-- begin Exercise inputs --
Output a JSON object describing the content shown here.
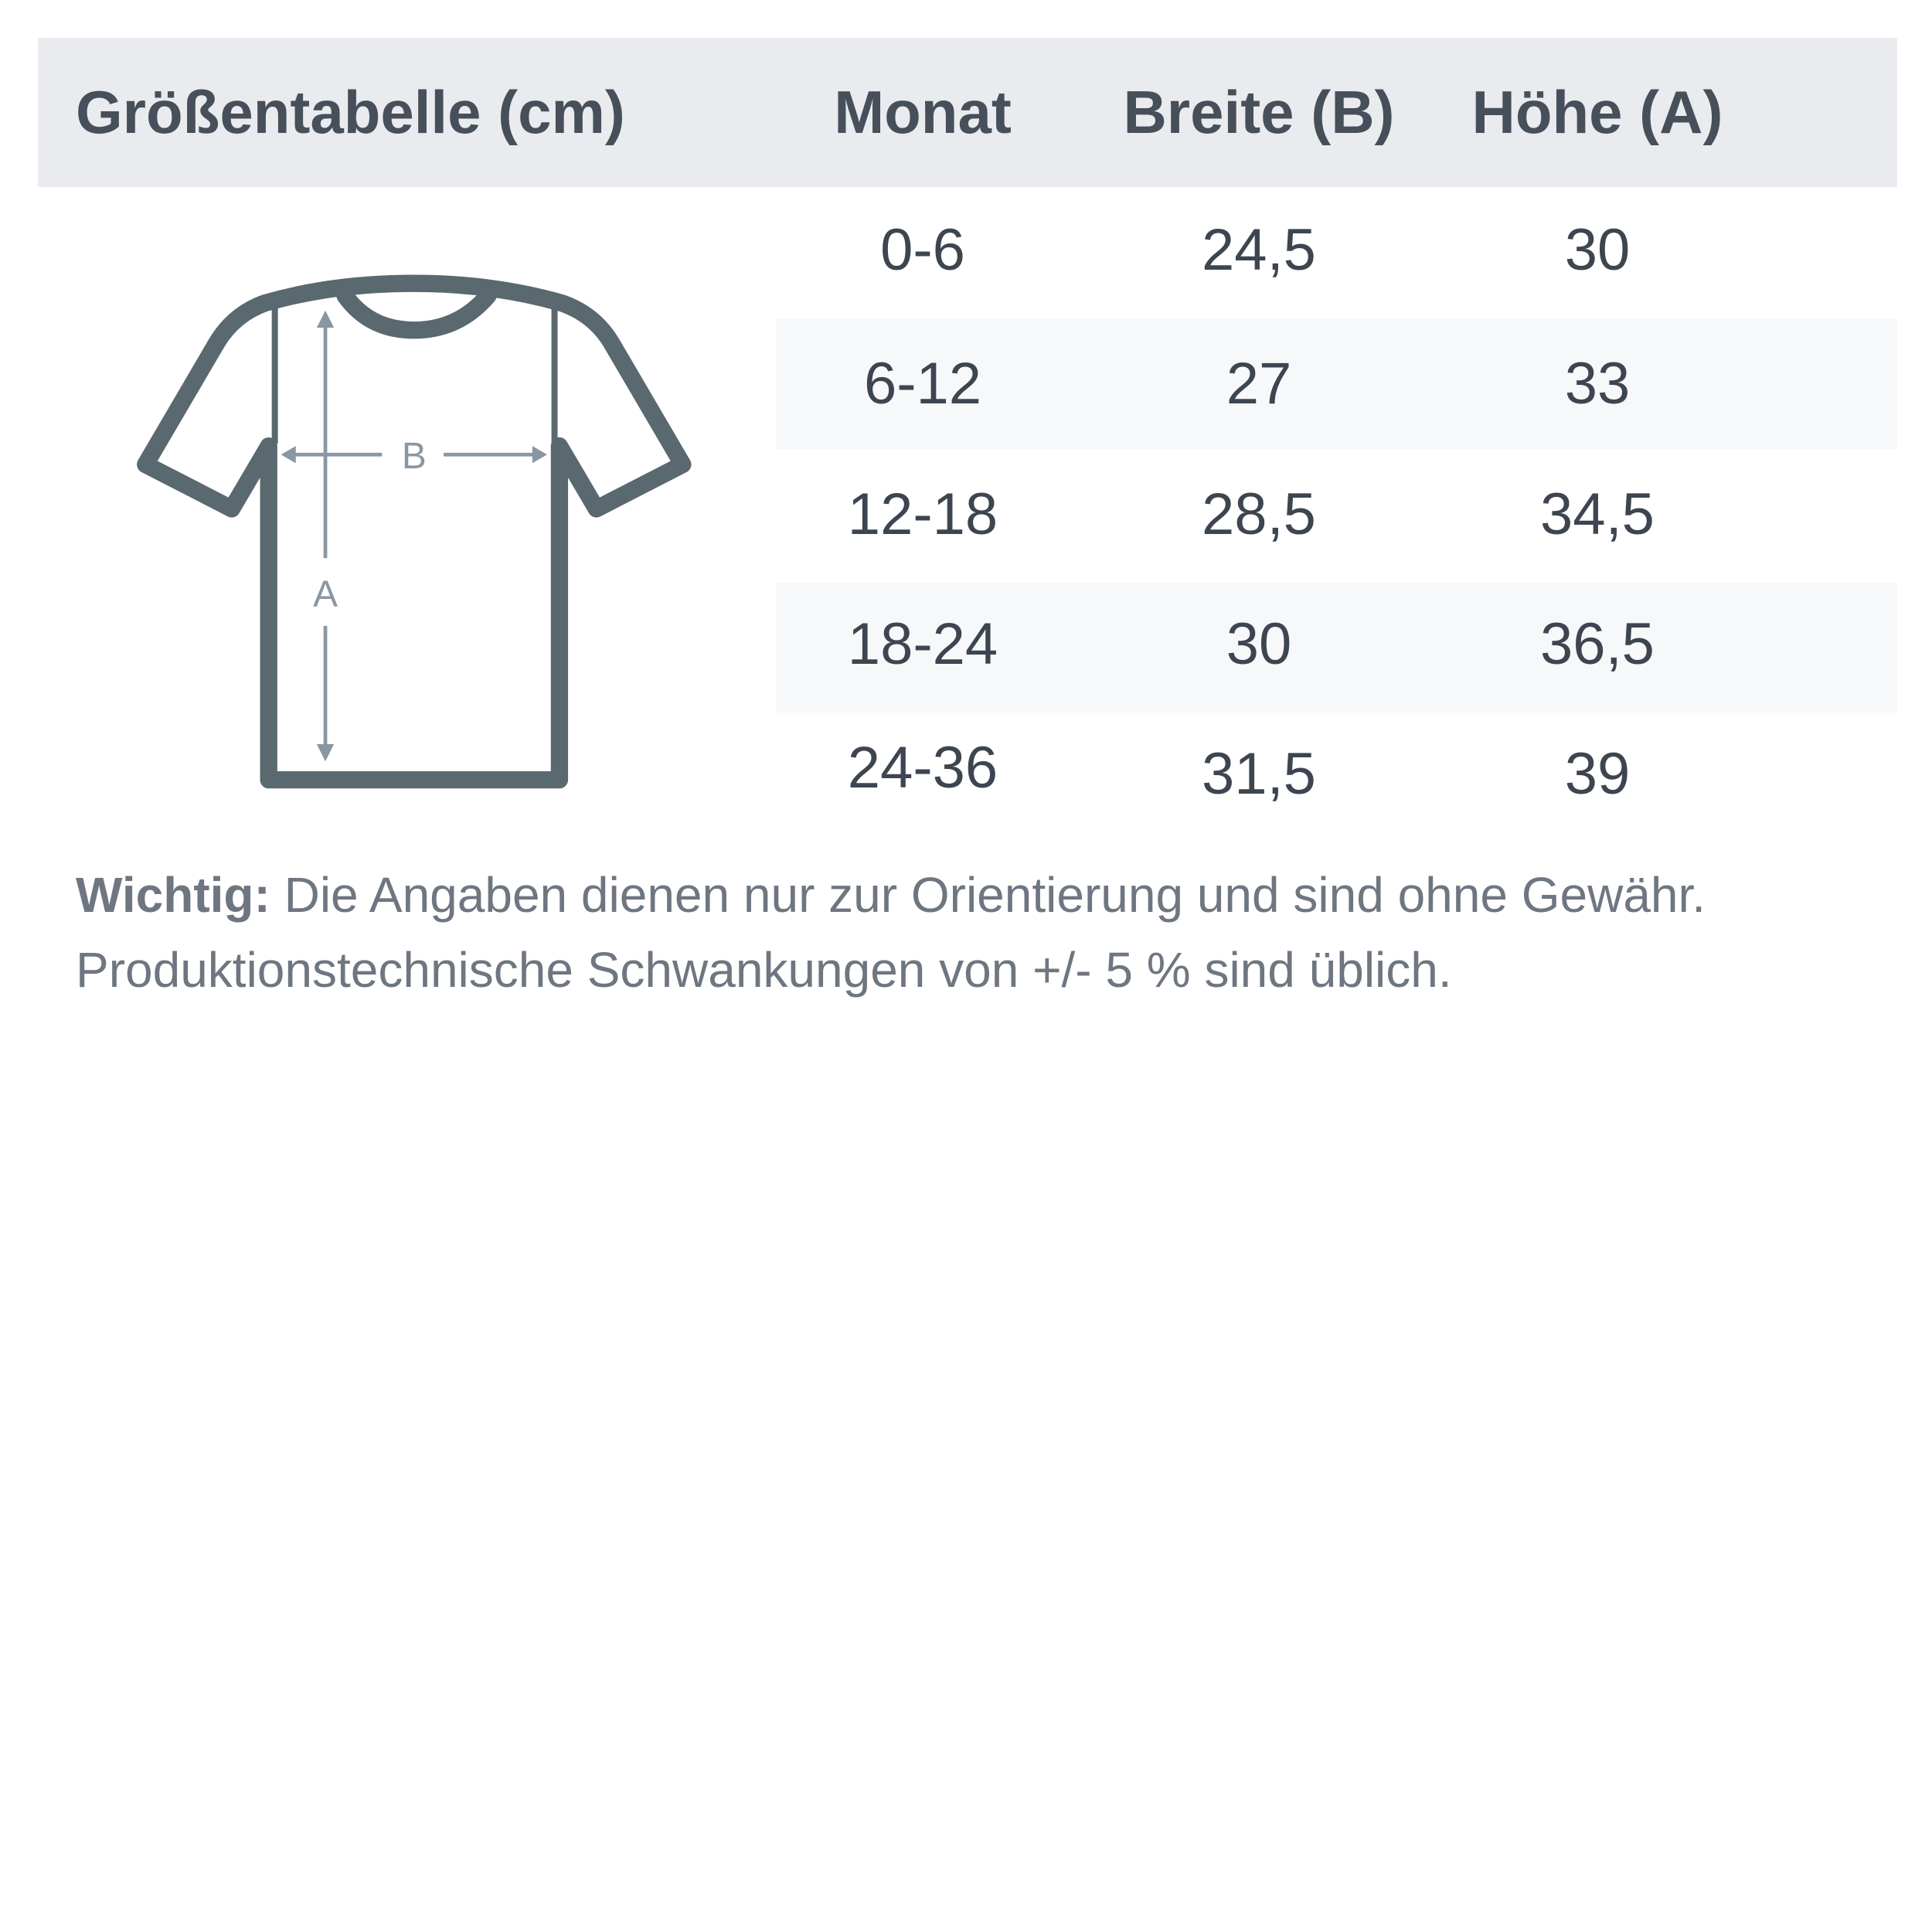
{
  "header": {
    "title": "Größentabelle (cm)",
    "col_month": "Monat",
    "col_width": "Breite (B)",
    "col_height": "Höhe (A)"
  },
  "rows": [
    {
      "month": "0-6",
      "width": "24,5",
      "height": "30"
    },
    {
      "month": "6-12",
      "width": "27",
      "height": "33"
    },
    {
      "month": "12-18",
      "width": "28,5",
      "height": "34,5"
    },
    {
      "month": "18-24",
      "width": "30",
      "height": "36,5"
    },
    {
      "month": "24-36",
      "width": "31,5",
      "height": "39"
    }
  ],
  "diagram": {
    "label_width": "B",
    "label_height": "A"
  },
  "note": {
    "bold": "Wichtig:",
    "line1": " Die Angaben dienen nur zur Orientierung und sind ohne Gewähr.",
    "line2": "Produktionstechnische Schwankungen von +/- 5 % sind üblich."
  },
  "colors": {
    "header_bg": "#e9ebef",
    "stripe_bg": "#f7f8fa",
    "shirt": "#5a6870",
    "arrows": "#8a97a2",
    "text": "#3d4550"
  }
}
-- end Exercise inputs --
Exercise directions: All lines of the data above that include the word "sind" must be shown.

Task solution:
    "line1": " Die Angaben dienen nur zur Orientierung und sind ohne Gewähr.",
    "line2": "Produktionstechnische Schwankungen von +/- 5 % sind üblich."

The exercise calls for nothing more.